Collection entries
......
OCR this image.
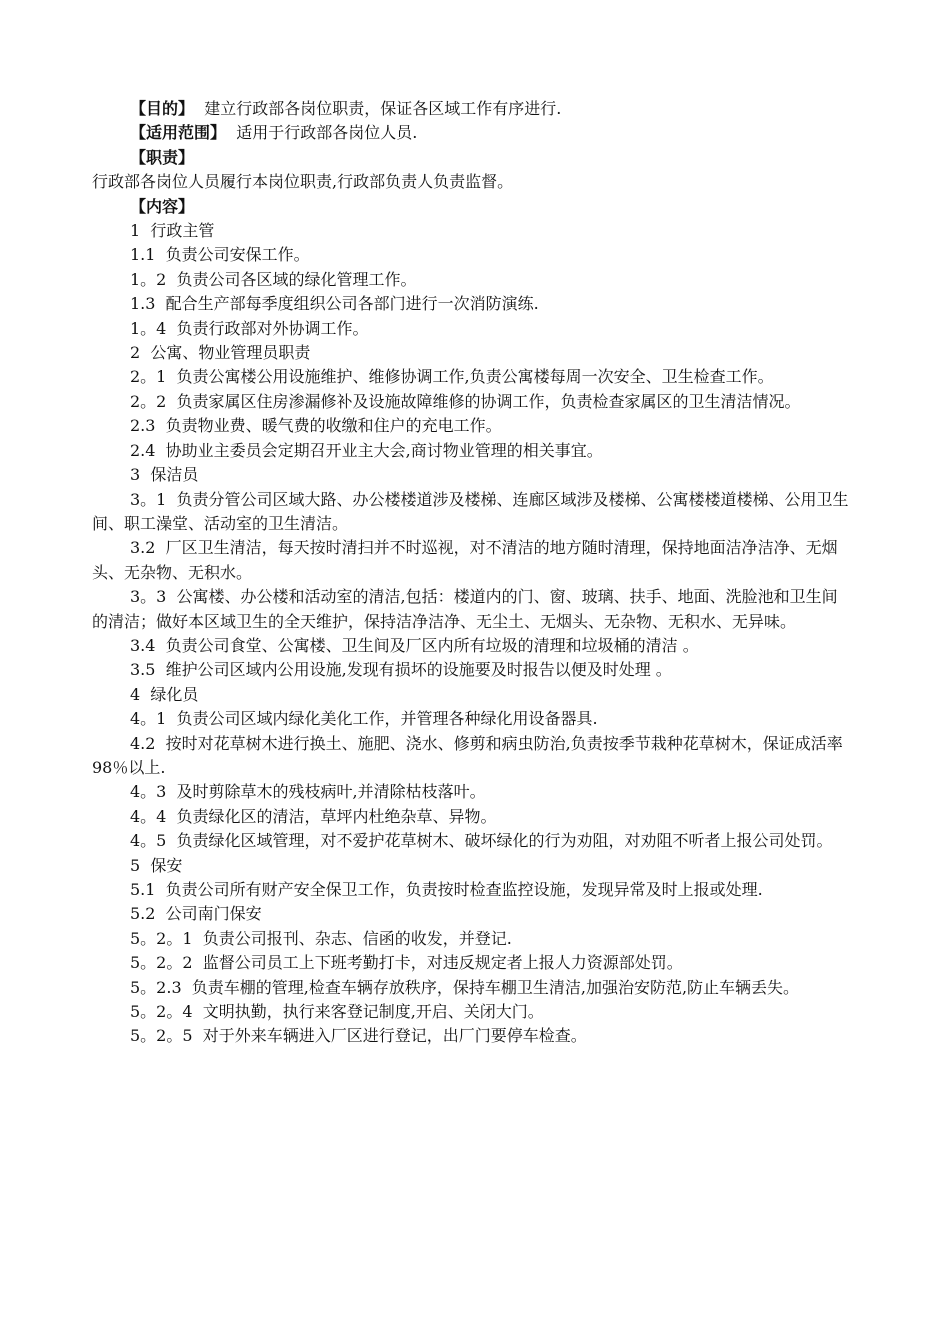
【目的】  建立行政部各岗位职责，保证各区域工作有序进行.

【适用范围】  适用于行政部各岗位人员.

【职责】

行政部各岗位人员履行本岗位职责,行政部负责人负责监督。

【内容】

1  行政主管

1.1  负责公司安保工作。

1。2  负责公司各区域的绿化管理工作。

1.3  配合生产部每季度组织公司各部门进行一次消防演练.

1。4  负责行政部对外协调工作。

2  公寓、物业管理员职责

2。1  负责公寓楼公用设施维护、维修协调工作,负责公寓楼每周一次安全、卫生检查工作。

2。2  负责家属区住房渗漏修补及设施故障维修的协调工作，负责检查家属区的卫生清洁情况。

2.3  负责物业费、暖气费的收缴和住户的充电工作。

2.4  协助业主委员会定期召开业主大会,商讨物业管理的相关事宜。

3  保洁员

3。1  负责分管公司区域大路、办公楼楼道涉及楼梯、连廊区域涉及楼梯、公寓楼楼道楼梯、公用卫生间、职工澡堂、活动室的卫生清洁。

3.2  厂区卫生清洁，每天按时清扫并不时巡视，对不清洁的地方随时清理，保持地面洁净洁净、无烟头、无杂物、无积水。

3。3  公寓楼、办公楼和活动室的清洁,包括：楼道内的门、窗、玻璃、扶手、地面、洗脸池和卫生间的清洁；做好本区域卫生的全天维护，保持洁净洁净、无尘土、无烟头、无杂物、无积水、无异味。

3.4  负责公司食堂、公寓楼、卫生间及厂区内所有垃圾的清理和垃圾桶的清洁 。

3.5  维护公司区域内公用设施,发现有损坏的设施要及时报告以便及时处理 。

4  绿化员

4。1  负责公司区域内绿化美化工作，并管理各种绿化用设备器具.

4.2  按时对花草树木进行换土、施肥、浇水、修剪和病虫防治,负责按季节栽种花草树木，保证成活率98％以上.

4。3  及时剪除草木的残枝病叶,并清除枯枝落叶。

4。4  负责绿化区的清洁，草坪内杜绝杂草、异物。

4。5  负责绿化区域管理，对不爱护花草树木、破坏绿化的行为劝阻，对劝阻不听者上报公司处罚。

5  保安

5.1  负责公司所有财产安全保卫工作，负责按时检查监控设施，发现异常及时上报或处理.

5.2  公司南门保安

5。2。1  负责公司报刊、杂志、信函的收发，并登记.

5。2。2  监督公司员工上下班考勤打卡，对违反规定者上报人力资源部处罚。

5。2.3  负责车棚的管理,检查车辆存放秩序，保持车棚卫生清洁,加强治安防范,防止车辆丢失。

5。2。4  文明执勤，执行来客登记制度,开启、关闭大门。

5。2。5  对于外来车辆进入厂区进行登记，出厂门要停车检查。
......
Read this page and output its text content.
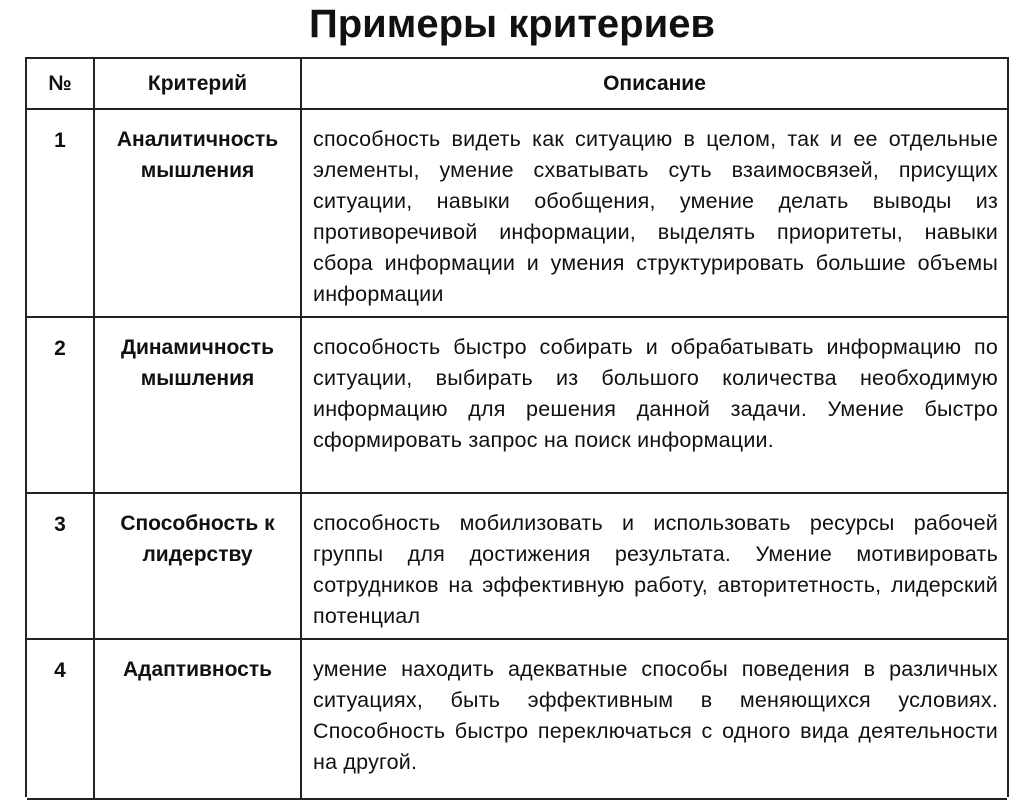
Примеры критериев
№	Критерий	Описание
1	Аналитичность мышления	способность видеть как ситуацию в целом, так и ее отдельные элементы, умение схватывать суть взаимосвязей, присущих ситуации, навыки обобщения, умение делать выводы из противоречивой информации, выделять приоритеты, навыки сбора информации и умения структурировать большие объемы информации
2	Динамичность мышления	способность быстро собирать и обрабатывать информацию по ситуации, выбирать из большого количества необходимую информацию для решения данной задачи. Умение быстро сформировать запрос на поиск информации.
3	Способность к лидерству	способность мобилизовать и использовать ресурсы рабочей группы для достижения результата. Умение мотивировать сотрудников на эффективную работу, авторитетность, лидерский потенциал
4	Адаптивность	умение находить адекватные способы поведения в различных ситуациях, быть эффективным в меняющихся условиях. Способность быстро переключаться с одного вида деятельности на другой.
......
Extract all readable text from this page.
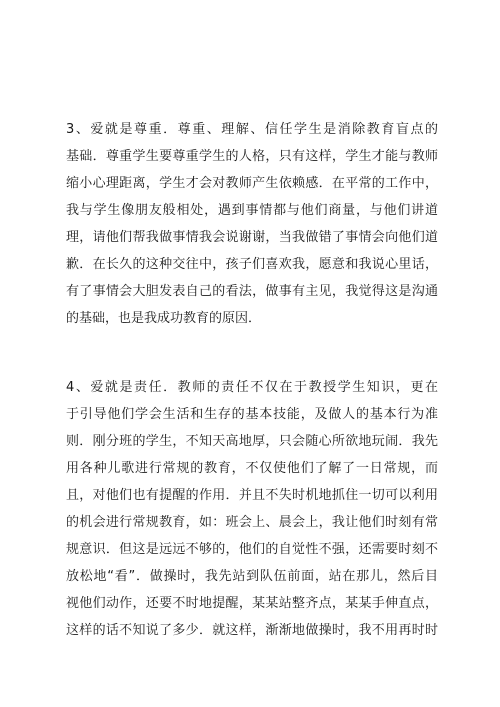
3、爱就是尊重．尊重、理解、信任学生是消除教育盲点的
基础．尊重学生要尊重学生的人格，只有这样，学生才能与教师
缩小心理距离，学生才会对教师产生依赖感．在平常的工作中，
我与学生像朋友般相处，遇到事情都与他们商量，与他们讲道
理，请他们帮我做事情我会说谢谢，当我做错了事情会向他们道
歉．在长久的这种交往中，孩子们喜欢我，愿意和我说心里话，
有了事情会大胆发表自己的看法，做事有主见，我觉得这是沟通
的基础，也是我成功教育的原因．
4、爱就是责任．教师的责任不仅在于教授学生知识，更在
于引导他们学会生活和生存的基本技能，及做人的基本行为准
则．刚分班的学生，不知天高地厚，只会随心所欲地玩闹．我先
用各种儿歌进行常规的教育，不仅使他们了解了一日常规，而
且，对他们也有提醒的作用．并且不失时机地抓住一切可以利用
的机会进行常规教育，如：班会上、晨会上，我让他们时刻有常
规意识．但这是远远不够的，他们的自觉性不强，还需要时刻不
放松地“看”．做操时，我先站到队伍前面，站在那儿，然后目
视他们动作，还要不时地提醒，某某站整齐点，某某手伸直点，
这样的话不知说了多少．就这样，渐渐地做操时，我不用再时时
......
◆ **What you will do**
Looking back at the lines above, state how many contain the word "this", and supply nothing besides the number.

◆ **Response to the exercise**
3